# Start of EXTRACT
# Ok who switched bow manufactuers this year?



## Sentinalonfire (Apr 4, 2010)

Margie shooting hoyt aswell..


----------



## Daniel Boone (May 31, 2002)

Sentinalonfire said:


> Margie shooting hoyt aswell..


I see your shooting a Hoyt as well. 
DB


----------



## Sentinalonfire (Apr 4, 2010)

Yessir, wishing i woulda made this change long time ago.. Nothing against BT


----------



## Daniel Boone (May 31, 2002)

Sentinalonfire said:


> Yessir, wishing i woulda made this change long time ago.. Nothing against BT


Bowtechs served you well! Good Luck this year! Coach says it the man behind the bow.

DB


----------



## threetoe (May 13, 2011)

Was shooting Diamond
Now Bowtech


----------



## WDMJR3DBOWGUY (Dec 2, 2003)

Sentinalonfire said:


> Yessir, wishing i woulda made this change long time ago.. Nothing against BT



smh.........:darkbeer::wink:


----------



## RMC (Dec 11, 2009)

Im nobody but switched from martin to hoyt.


----------



## t8ter (Apr 7, 2003)

I know an Alpine shooter who may be switching to the big M.


----------



## Assassin73 (Apr 18, 2011)

From Oneida to bowtech for me.


----------



## asa_low12 (Mar 15, 2008)

Pearson to Mathews for me. Pearson advantage was/is a great bow, but I wanted to try out a Prestige this year. lol i've got a shooter shirt for just about every manufacturer in the closet, and just about every manufacturer's sticker on my truck


----------



## TAYLOR CO. (Jun 9, 2005)
# End of EXTRACT
# Start of DATASET ROWS
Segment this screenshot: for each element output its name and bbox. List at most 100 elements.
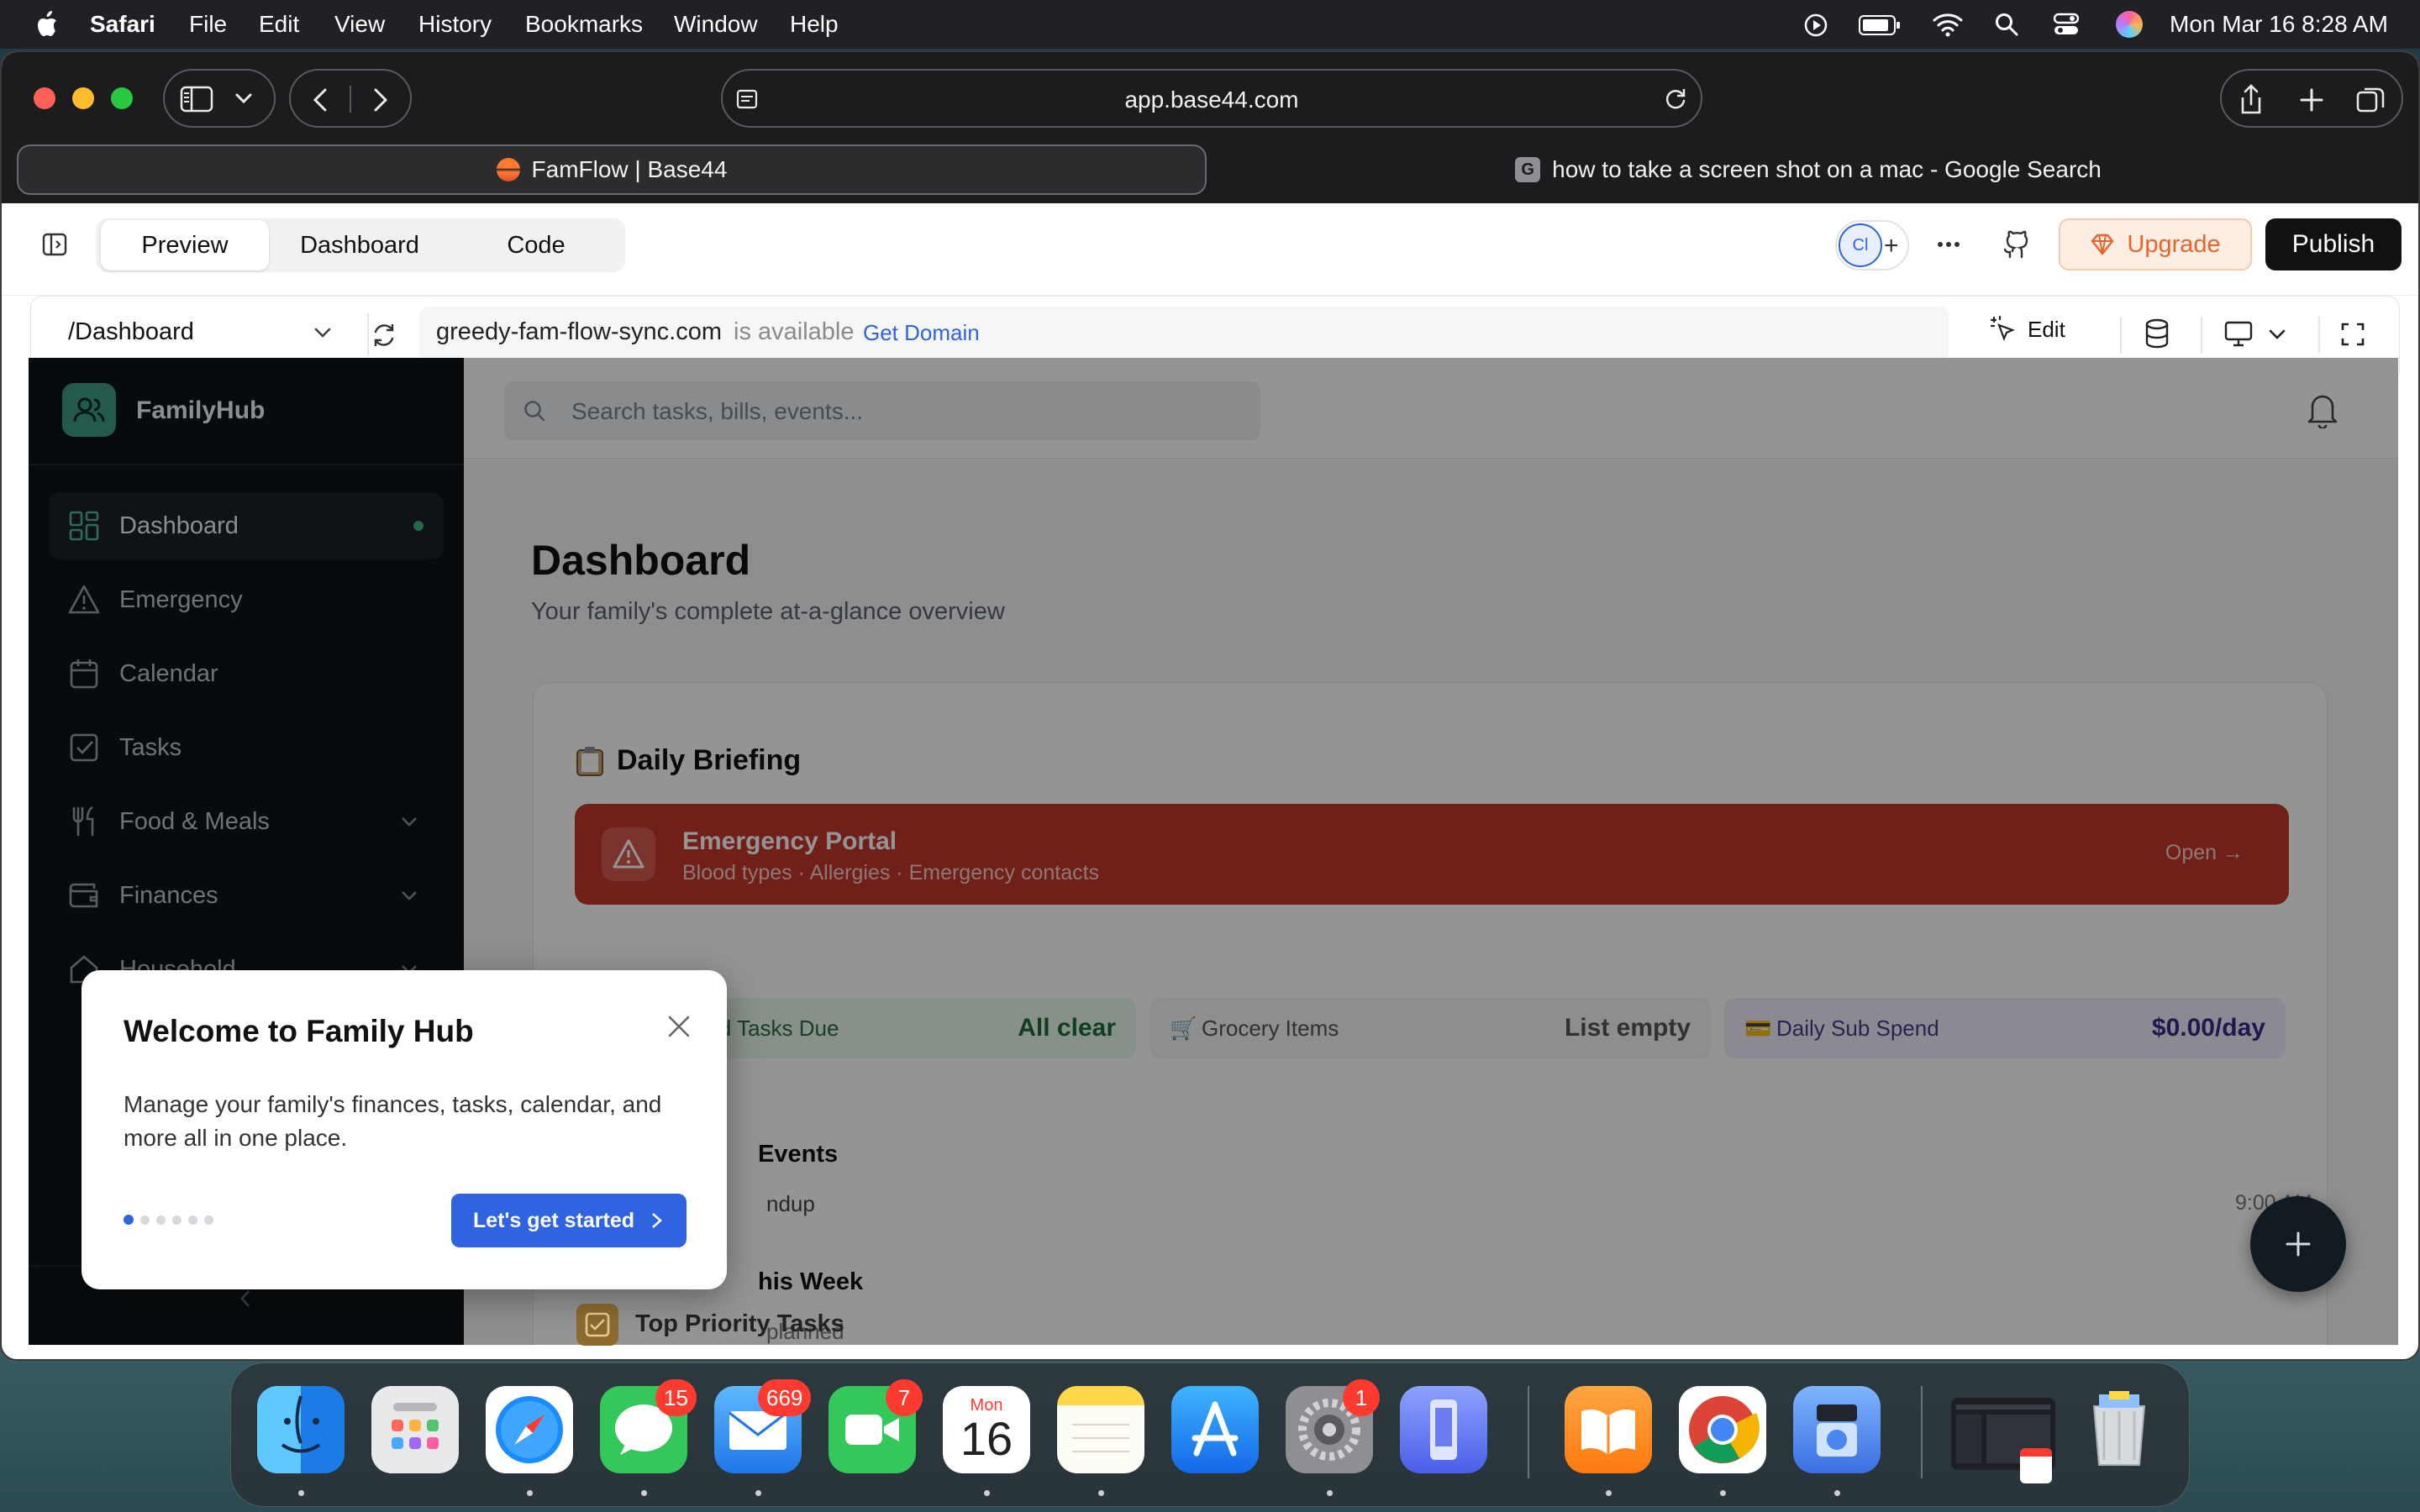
reload-icon[interactable] <box>1664 87 1687 115</box>
app-store-icon[interactable] <box>1171 1386 1259 1473</box>
upgrade-button[interactable]: Upgrade <box>2059 218 2252 270</box>
menu-file[interactable]: File <box>189 11 227 38</box>
panel-toggle-icon[interactable] <box>42 232 67 261</box>
menu-window[interactable]: Window <box>674 11 758 38</box>
step-dot <box>188 1215 197 1225</box>
sidebar-toggle-icon[interactable] <box>180 86 213 117</box>
edit-button[interactable]: Edit <box>1989 315 2065 344</box>
modal-body: Manage your family's finances, tasks, ca… <box>124 1091 662 1151</box>
close-window-button[interactable] <box>34 87 55 109</box>
publish-button[interactable]: Publish <box>2265 218 2402 270</box>
menu-app-name[interactable]: Safari <box>90 11 155 38</box>
chrome-icon[interactable] <box>1679 1386 1766 1473</box>
running-indicator <box>1834 1490 1840 1496</box>
menu-bar: Safari File Edit View History Bookmarks … <box>0 0 2420 49</box>
new-tab-icon[interactable] <box>2299 87 2324 117</box>
close-icon[interactable] <box>666 1014 692 1043</box>
welcome-modal: Welcome to Family Hub Manage your family… <box>82 970 727 1289</box>
github-icon[interactable] <box>2002 228 2030 263</box>
books-icon[interactable] <box>1565 1386 1652 1473</box>
priority-heading: Top Priority Tasks <box>635 1310 844 1337</box>
calendar-app-icon[interactable]: Mon 16 <box>943 1386 1030 1473</box>
step-dot <box>156 1215 166 1225</box>
tab-famflow[interactable]: FamFlow | Base44 <box>17 144 1207 195</box>
address-bar[interactable]: app.base44.com <box>721 69 1702 128</box>
menu-history[interactable]: History <box>418 11 492 38</box>
mode-dashboard[interactable]: Dashboard <box>276 220 444 270</box>
plus-icon <box>2286 1231 2311 1257</box>
siri-icon[interactable] <box>2116 11 2143 38</box>
chevron-right-icon <box>652 1213 663 1228</box>
preview-app-icon[interactable] <box>1793 1386 1881 1473</box>
menu-edit[interactable]: Edit <box>259 11 299 38</box>
back-icon[interactable] <box>311 87 329 117</box>
running-indicator <box>1606 1490 1612 1496</box>
sidebar-toggle-group[interactable] <box>163 69 276 128</box>
get-started-button[interactable]: Let's get started <box>451 1194 687 1247</box>
apple-icon[interactable] <box>34 10 59 39</box>
menu-bookmarks[interactable]: Bookmarks <box>525 11 643 38</box>
notes-icon[interactable] <box>1057 1386 1144 1473</box>
chevron-down-icon[interactable] <box>234 92 254 110</box>
running-indicator <box>755 1490 761 1496</box>
route-chevron-icon[interactable] <box>313 327 332 343</box>
database-icon[interactable] <box>2144 318 2170 353</box>
menu-help[interactable]: Help <box>790 11 839 38</box>
edit-label: Edit <box>2028 316 2065 342</box>
get-domain-link[interactable]: Get Domain <box>863 320 980 346</box>
step-dot <box>204 1215 213 1225</box>
fab-add-button[interactable] <box>2250 1196 2346 1292</box>
tab-overview-icon[interactable] <box>2356 86 2386 118</box>
running-indicator <box>1720 1490 1726 1496</box>
forward-icon[interactable] <box>371 87 390 117</box>
add-collaborator-icon[interactable]: + <box>1884 232 1899 260</box>
url-text[interactable]: app.base44.com <box>723 87 1701 113</box>
device-chevron-icon[interactable] <box>2268 328 2286 344</box>
favicon-base44-icon <box>496 158 520 181</box>
fullscreen-icon[interactable] <box>2340 322 2365 351</box>
nav-divider <box>350 86 351 113</box>
refresh-preview-icon[interactable] <box>371 322 397 353</box>
desktop-view-icon[interactable] <box>2224 320 2253 351</box>
tab-title: FamFlow | Base44 <box>531 156 728 182</box>
wifi-icon[interactable] <box>1933 12 1963 43</box>
facetime-badge: 7 <box>886 1379 923 1416</box>
collaborators[interactable]: Cl + <box>1835 220 1909 270</box>
safari-icon[interactable] <box>486 1386 573 1473</box>
avatar[interactable]: Cl <box>1839 223 1882 267</box>
mode-code[interactable]: Code <box>452 220 620 270</box>
simulator-icon[interactable] <box>1400 1386 1487 1473</box>
zoom-window-button[interactable] <box>111 87 133 109</box>
browser-actions <box>2220 69 2403 128</box>
dock-separator <box>1921 1386 1923 1478</box>
launchpad-icon[interactable] <box>371 1386 459 1473</box>
step-dot <box>172 1215 182 1225</box>
settings-badge: 1 <box>1343 1379 1380 1416</box>
tab-title: how to take a screen shot on a mac - Goo… <box>1552 156 2102 182</box>
mode-preview[interactable]: Preview <box>101 220 269 270</box>
control-center-icon[interactable] <box>2053 13 2080 42</box>
share-icon[interactable] <box>2238 82 2264 120</box>
step-dot-active <box>124 1215 134 1225</box>
trash-icon[interactable] <box>2075 1386 2163 1473</box>
messages-badge: 15 <box>655 1379 697 1416</box>
battery-icon[interactable] <box>1859 14 1901 42</box>
calendar-day: 16 <box>960 1412 1013 1465</box>
running-indicator <box>1327 1490 1333 1496</box>
tab-google-search[interactable]: G how to take a screen shot on a mac - G… <box>1212 144 2405 195</box>
google-favicon-icon: G <box>1515 157 1541 182</box>
more-options-icon[interactable] <box>1936 232 1961 261</box>
menu-view[interactable]: View <box>334 11 385 38</box>
dock-separator <box>1528 1386 1529 1478</box>
running-indicator <box>298 1490 304 1496</box>
domain-status: is available <box>734 318 855 345</box>
minimize-window-button[interactable] <box>72 87 94 109</box>
play-icon[interactable] <box>1803 13 1828 44</box>
mail-badge: 669 <box>758 1379 812 1416</box>
divider <box>2201 317 2202 354</box>
finder-icon[interactable] <box>257 1386 345 1473</box>
spotlight-search-icon[interactable] <box>1995 13 2018 42</box>
running-indicator <box>527 1490 533 1496</box>
menu-clock[interactable]: Mon Mar 16 8:28 AM <box>2170 11 2388 38</box>
route-select[interactable]: /Dashboard <box>68 318 194 346</box>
# End of DATASET ROWS
_SET TASKS_.
[1] In the bow manufacturer thread, list every switch where the poster names both the previous and the new manufacturer, giving the poster and both brands.
[2] Reproduce the passage of the bow manufacturer thread that begins with the words containing "Pearson to Mathews" and ends with "(Jun 9, 2005)".

_SOLUTIONS PER TASK_.
[1]
- threetoe: Diamond to Bowtech
- RMC: martin to hoyt
- Assassin73: Oneida to bowtech
- asa_low12: Pearson to Mathews

[2]
Pearson to Mathews for me. Pearson advantage was/is a great bow, but I wanted to try out a Prestige this year. lol i've got a shooter shirt for just about every manufacturer in the closet, and just about every manufacturer's sticker on my truck


----------



## TAYLOR CO. (Jun 9, 2005)